Which region do you mean exactly? I mean, rto < TCP_RTO_MIN should be
impossible by definition, shouldn't it?
However, there are differences between new and old timing, which maybe
should be discussed. The new timeout values can deviate from the old 
approach by up to the value of the last actual RTO. Consider following:

retries2 is set to 15 and MIN_RTO/MAX_RTO are 0.2 and 120 seconds,
respectively. retrans_timed_out() calculates 924.6 seconds as timeout,
regardless of the actual RTO. Assume, that rtt measurement calculates
0.4 seconds as RTO before connectivity breaks.
An unpatched TCP - as well as patched TCP without ICMPs - will do the
standard backoff procedure and fire it's 15th retransmission after 924.4
seconds, i.e. 0.2 seconds before the calculated timeout of 924.6 seconds.

Then, patched TCP will wait for the next RTO, before checking again if the
timeout expired - and will finally time out 119.8 seconds later
than calculated. However, unpatched TCP will also wait until the 16th RTO
(924.4 + 120 seconds) and then time out. So in this case, the effective
timeouts for unpatched and patched TCP without ICMPs are the same, though
not intended by retransmits_timed_out().

On the other hand, when ICMPs will revert backoffs, patched TCP will
time out somewhere nearby the calculated value.

So one can say the following:
Since retransmits_timed_out() does always underestimate the effective timeout
of an unpatched TCP (it assumes initial RTO == MIN_RTO), the higher effective
timeout of the patched TCP (compared to the calculated) is not too bad, if
compared to the effective unpatched timeout, instead.

## [Supplied records]
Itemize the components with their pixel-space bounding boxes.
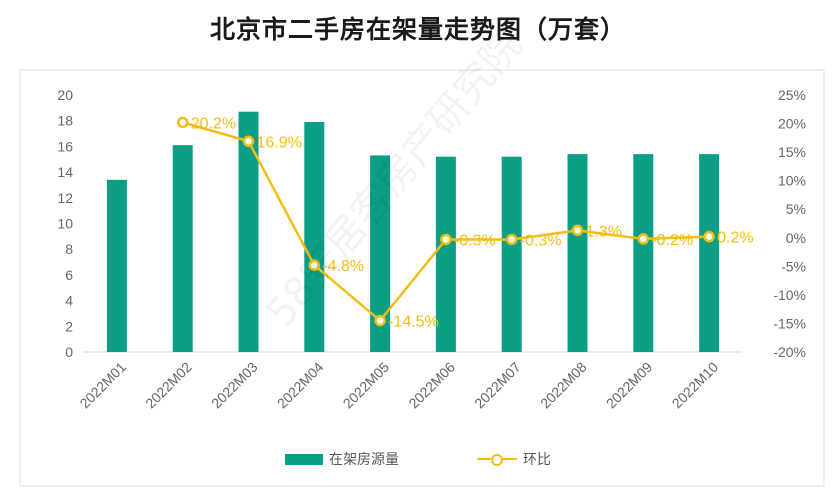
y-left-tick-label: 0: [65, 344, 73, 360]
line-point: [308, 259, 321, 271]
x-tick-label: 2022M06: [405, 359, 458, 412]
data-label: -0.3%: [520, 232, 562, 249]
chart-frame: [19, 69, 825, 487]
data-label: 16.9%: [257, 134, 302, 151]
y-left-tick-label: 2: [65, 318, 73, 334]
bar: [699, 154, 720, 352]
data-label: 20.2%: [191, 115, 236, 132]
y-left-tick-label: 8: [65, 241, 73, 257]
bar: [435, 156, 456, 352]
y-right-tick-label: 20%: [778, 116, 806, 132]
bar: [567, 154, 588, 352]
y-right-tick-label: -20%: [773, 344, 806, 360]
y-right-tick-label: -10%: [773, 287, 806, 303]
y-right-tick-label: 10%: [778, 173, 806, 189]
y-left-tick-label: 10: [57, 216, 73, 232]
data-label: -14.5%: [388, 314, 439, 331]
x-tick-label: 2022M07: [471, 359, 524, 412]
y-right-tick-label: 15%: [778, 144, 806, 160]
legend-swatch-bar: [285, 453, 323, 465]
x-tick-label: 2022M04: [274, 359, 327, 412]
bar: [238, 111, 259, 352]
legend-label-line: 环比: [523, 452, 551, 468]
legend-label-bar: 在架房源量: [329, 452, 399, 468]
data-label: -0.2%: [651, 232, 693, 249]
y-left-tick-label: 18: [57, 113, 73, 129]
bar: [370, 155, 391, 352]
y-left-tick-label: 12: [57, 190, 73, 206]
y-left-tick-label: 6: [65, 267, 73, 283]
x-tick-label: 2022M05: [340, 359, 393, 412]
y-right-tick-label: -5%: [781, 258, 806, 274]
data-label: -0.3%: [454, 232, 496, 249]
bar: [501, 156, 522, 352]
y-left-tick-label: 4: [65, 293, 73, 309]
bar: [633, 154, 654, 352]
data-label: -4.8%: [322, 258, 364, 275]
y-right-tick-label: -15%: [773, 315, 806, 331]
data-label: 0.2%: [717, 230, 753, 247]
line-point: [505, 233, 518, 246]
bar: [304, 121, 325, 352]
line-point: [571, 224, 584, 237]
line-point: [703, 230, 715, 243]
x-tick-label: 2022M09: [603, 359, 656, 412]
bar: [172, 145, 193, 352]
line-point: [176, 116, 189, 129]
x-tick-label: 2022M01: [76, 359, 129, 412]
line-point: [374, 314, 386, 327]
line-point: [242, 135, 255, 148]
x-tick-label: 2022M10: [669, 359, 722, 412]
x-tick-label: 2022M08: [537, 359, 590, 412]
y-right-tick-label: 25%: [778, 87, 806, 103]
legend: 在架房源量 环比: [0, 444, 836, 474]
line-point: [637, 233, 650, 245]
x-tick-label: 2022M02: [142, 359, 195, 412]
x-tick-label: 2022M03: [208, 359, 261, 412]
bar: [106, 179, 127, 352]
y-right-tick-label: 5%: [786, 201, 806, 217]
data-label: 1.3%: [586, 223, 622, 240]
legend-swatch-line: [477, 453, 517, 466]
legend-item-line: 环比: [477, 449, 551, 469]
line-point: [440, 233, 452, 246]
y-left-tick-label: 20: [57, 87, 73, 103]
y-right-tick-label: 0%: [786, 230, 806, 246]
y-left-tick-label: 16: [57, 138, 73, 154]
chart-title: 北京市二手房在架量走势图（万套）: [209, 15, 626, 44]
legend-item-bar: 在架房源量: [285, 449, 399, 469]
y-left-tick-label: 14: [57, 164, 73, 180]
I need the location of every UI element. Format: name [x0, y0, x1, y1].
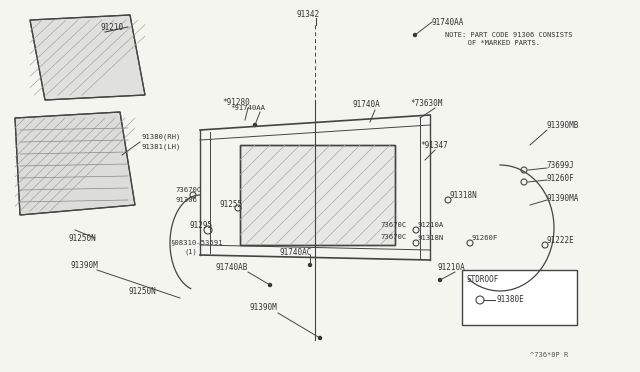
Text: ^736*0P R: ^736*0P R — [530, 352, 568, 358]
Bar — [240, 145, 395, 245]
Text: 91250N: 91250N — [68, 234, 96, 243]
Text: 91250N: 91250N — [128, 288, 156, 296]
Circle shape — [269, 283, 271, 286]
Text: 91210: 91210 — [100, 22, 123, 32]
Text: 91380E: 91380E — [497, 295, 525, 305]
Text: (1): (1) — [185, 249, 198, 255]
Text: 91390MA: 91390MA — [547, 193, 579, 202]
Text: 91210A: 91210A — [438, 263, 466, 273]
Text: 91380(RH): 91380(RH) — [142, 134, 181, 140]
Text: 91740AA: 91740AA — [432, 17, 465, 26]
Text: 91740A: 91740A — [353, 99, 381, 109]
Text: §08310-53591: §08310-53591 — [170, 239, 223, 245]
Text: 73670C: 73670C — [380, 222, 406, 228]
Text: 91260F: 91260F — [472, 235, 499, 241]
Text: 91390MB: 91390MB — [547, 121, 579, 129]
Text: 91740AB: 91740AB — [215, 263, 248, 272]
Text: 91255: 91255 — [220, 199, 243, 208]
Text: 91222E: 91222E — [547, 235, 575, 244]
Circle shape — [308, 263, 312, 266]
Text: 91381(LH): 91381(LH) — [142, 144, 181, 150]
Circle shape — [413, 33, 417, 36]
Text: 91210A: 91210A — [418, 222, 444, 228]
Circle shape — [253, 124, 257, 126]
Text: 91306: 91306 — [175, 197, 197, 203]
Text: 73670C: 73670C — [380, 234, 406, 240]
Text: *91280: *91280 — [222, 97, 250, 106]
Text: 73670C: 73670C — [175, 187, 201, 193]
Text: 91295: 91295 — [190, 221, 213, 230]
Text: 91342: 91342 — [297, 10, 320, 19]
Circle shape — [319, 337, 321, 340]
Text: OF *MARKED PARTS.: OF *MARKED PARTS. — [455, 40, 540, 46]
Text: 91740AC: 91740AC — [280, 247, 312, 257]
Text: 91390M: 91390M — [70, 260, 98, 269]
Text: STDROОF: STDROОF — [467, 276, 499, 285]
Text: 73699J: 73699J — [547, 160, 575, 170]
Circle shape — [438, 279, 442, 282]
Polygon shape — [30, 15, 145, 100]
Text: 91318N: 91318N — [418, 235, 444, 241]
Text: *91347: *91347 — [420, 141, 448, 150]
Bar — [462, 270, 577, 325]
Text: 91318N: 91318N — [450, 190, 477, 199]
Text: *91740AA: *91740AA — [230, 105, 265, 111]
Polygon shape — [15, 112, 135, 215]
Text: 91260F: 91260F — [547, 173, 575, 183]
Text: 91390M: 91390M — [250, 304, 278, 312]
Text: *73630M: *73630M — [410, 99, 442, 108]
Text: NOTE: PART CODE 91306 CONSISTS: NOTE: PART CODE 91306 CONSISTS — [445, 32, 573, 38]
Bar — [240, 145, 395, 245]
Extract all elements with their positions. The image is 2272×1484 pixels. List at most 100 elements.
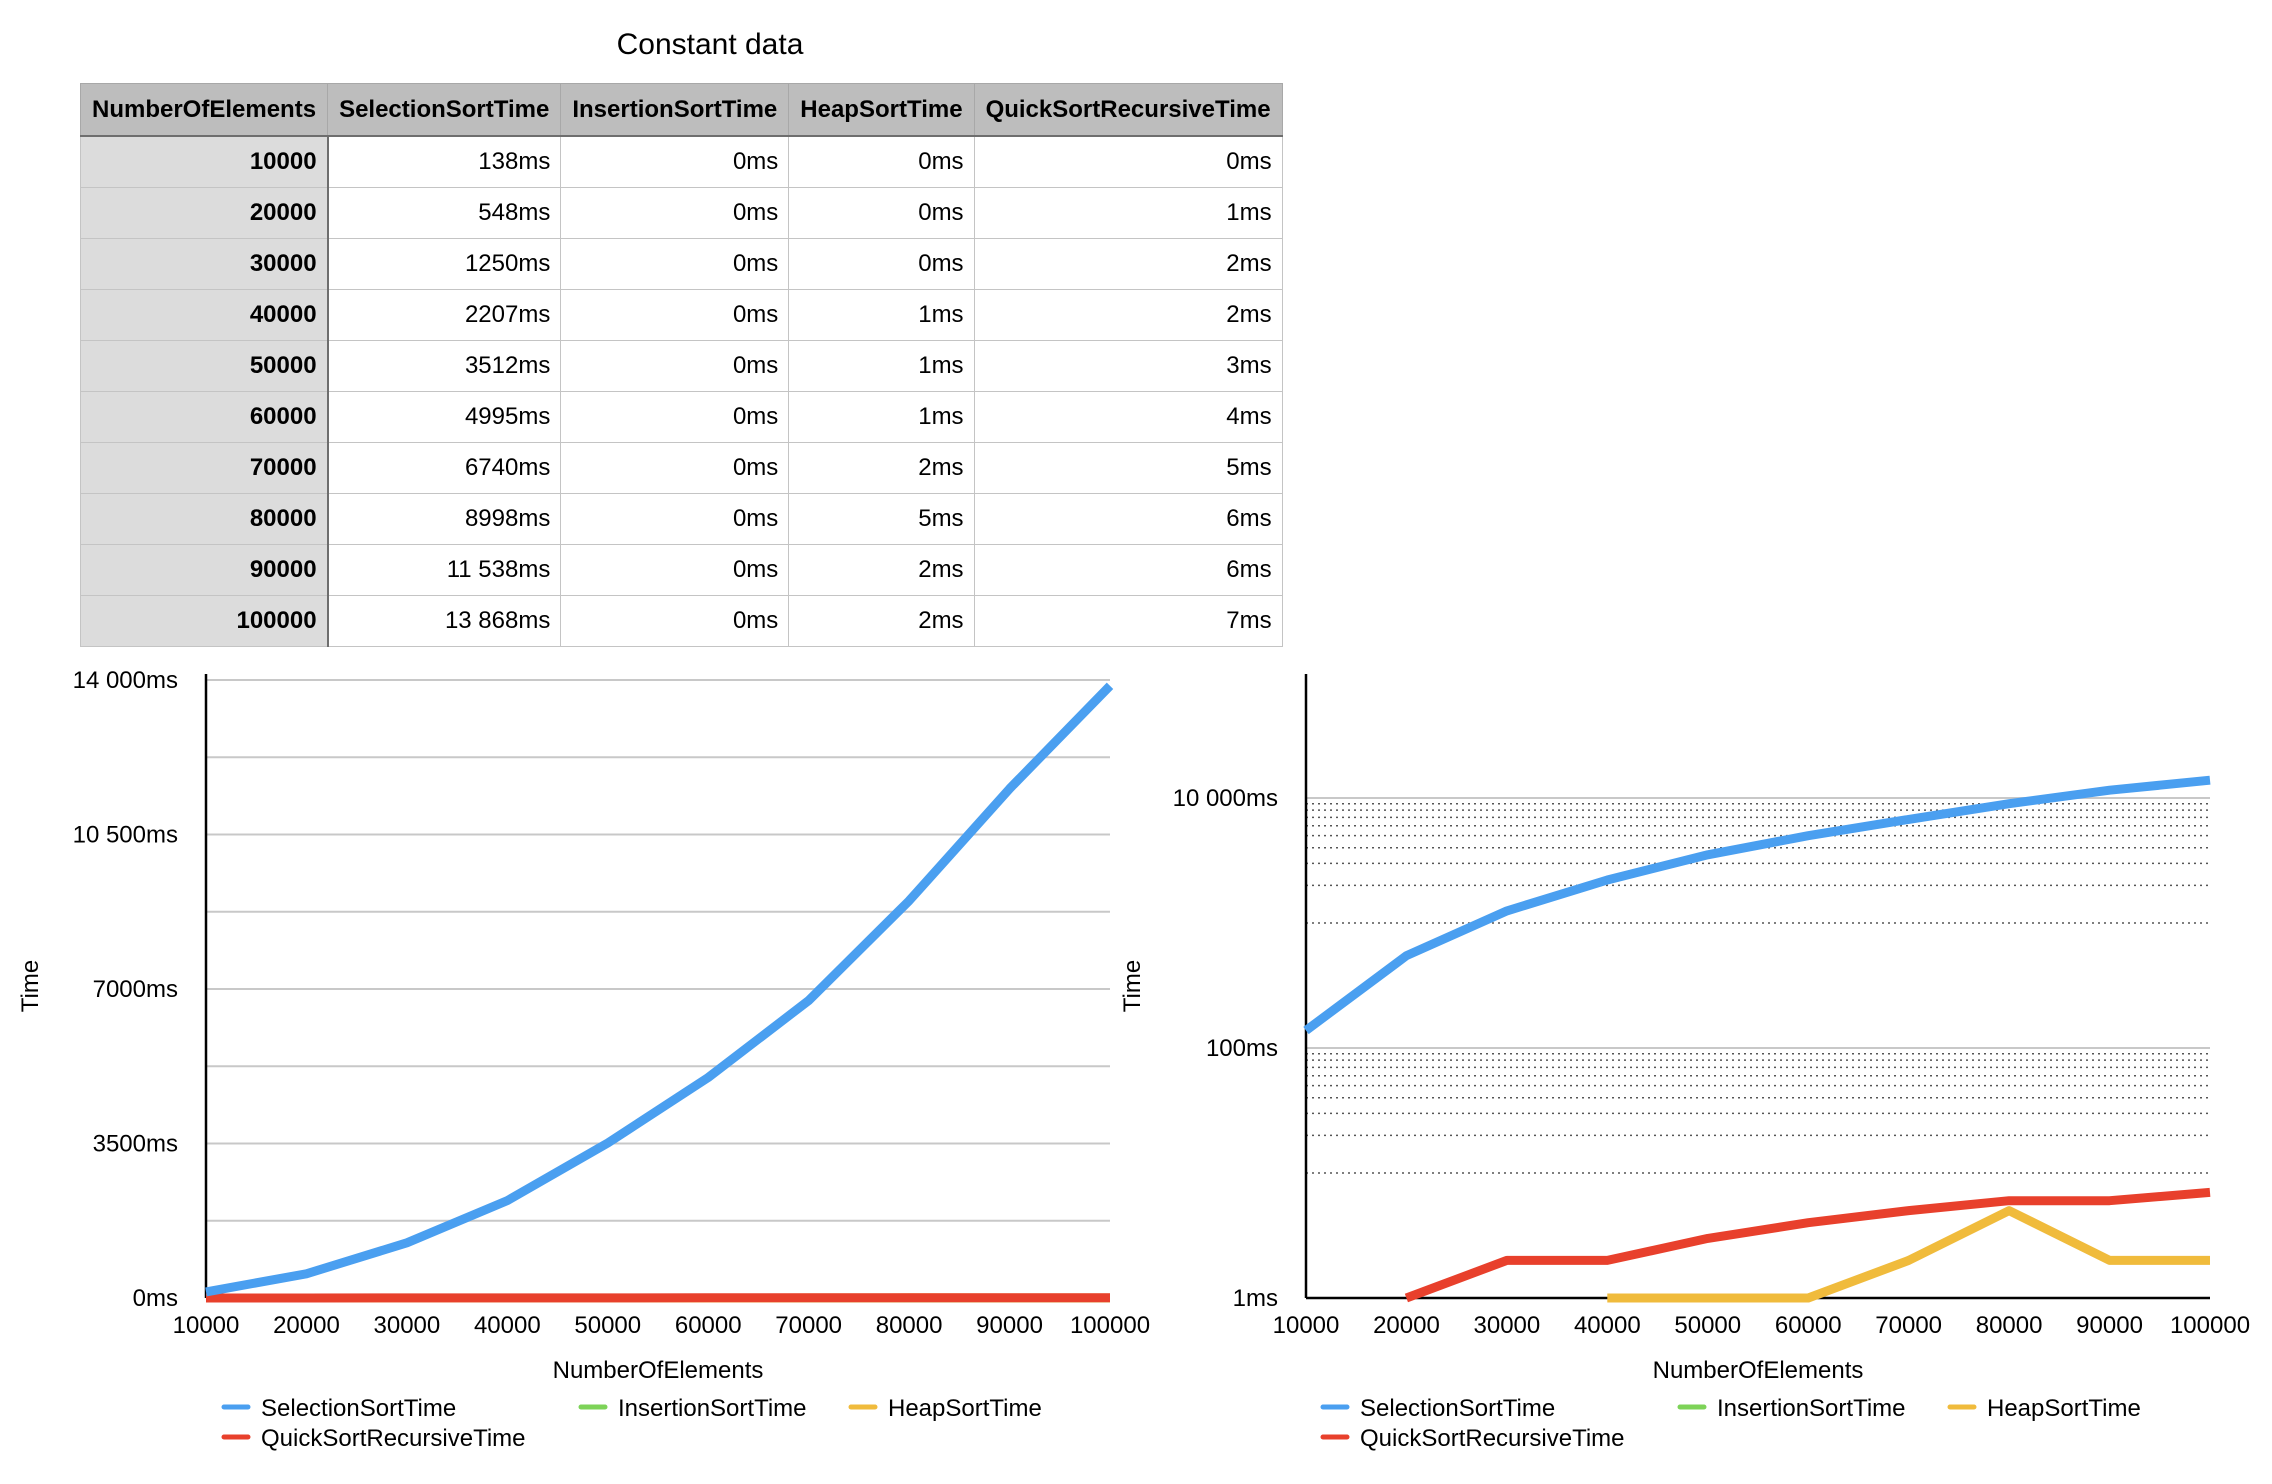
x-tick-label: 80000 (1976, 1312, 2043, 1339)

## [Set tasks]
1. Decide whether each statement below agrees with the TCP timeout excerpt. Answer yes or no for each, and quote the words of the excerpt that settle it.
(a) In the example, retries2 is set to 15.
(b) In the example, the RTT measurement gives an RTO of 0.2 seconds before connectivity breaks.
(c) retransmits_timed_out() always overestimates the effective timeout of an unpatched TCP.
2. Transcribe the stretch of the listing from the line that contains "y-left-tick-label: 0: [65, 344, 73, 360]" through the line that contains "y-right-tick-label: 20%: [778, 116, 806, 132]", including both of those lines.

## [Answers to each task]
1.
(a) Yes: "retries2 is set to 15"
(b) No: "0.4 seconds as RTO before connectivity breaks"
(c) No: "does always underestimate the effective timeout"

2.
y-left-tick-label: 0: [65, 344, 73, 360]
line-point: [308, 259, 321, 271]
x-tick-label: 2022M06: [405, 359, 458, 412]
data-label: -0.3%: [520, 232, 562, 249]
chart-frame: [19, 69, 825, 487]
data-label: 16.9%: [257, 134, 302, 151]
y-left-tick-label: 2: [65, 318, 73, 334]
bar: [699, 154, 720, 352]
data-label: 20.2%: [191, 115, 236, 132]
y-left-tick-label: 8: [65, 241, 73, 257]
bar: [435, 156, 456, 352]
y-right-tick-label: 20%: [778, 116, 806, 132]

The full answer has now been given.